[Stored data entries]

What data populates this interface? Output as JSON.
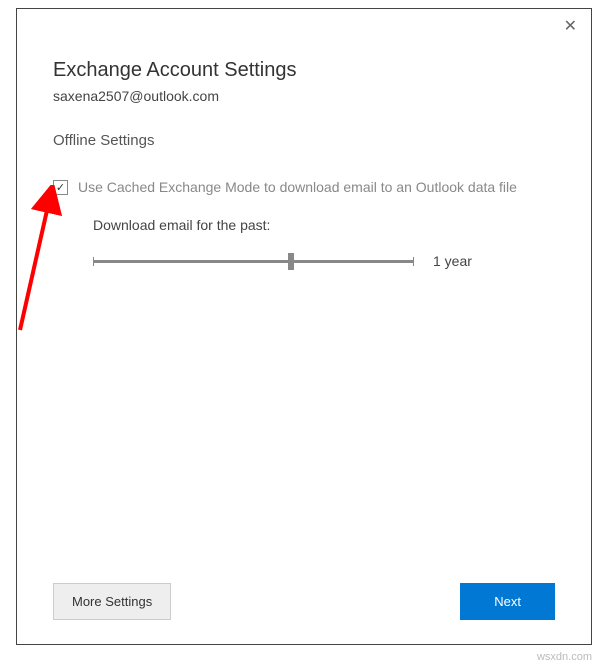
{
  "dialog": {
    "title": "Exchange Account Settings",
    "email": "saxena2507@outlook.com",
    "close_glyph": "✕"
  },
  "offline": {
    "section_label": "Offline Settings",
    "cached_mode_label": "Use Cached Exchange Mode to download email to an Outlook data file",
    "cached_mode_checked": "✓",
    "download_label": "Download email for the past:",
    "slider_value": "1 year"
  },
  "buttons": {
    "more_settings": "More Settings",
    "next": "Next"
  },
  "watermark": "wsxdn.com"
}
==
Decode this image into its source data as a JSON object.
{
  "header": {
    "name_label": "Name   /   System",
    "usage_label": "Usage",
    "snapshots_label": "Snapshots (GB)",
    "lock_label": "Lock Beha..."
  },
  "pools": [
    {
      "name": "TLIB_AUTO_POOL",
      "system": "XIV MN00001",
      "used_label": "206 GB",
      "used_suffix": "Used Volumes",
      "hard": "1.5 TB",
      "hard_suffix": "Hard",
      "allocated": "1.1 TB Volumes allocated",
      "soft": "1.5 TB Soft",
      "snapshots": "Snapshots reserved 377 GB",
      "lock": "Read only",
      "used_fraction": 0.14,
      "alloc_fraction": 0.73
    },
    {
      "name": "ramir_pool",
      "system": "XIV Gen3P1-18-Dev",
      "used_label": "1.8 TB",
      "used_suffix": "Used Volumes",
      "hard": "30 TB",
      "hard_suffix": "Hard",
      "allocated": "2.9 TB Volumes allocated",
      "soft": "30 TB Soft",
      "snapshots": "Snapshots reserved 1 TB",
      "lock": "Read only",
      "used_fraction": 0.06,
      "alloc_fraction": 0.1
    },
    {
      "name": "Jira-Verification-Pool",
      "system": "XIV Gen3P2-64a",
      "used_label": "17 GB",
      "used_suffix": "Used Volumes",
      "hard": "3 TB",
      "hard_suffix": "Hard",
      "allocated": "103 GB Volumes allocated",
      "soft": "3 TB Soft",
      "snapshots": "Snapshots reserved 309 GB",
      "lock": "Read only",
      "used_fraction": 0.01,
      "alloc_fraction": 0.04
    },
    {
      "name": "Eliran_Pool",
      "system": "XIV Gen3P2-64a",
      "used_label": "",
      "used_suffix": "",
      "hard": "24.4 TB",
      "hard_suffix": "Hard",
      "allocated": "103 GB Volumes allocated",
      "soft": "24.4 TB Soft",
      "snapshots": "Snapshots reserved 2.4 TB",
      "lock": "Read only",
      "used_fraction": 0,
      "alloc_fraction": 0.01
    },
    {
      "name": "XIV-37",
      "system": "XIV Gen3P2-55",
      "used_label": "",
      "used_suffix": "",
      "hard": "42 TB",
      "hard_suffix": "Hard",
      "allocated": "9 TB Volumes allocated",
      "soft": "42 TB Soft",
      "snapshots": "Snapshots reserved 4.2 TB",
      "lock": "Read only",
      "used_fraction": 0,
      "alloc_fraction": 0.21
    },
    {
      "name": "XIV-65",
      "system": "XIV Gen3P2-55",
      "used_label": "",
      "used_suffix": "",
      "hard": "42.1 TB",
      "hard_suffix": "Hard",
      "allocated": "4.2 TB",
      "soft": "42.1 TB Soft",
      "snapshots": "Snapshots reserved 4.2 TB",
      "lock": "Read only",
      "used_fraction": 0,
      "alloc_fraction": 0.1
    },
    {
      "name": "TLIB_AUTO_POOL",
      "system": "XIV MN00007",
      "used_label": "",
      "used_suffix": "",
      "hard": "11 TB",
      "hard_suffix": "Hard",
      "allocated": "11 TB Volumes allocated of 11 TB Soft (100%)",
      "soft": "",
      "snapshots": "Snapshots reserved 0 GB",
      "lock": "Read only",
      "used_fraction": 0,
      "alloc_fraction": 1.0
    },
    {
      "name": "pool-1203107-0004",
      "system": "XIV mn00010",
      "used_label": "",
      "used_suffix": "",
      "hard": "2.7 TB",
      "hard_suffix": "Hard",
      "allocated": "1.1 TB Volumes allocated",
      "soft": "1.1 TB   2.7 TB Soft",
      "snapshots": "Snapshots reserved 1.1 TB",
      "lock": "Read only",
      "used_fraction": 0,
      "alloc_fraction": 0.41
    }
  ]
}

Exercise directions:
Report only the number of lines that hold the word "Exchange".

Task answer:
2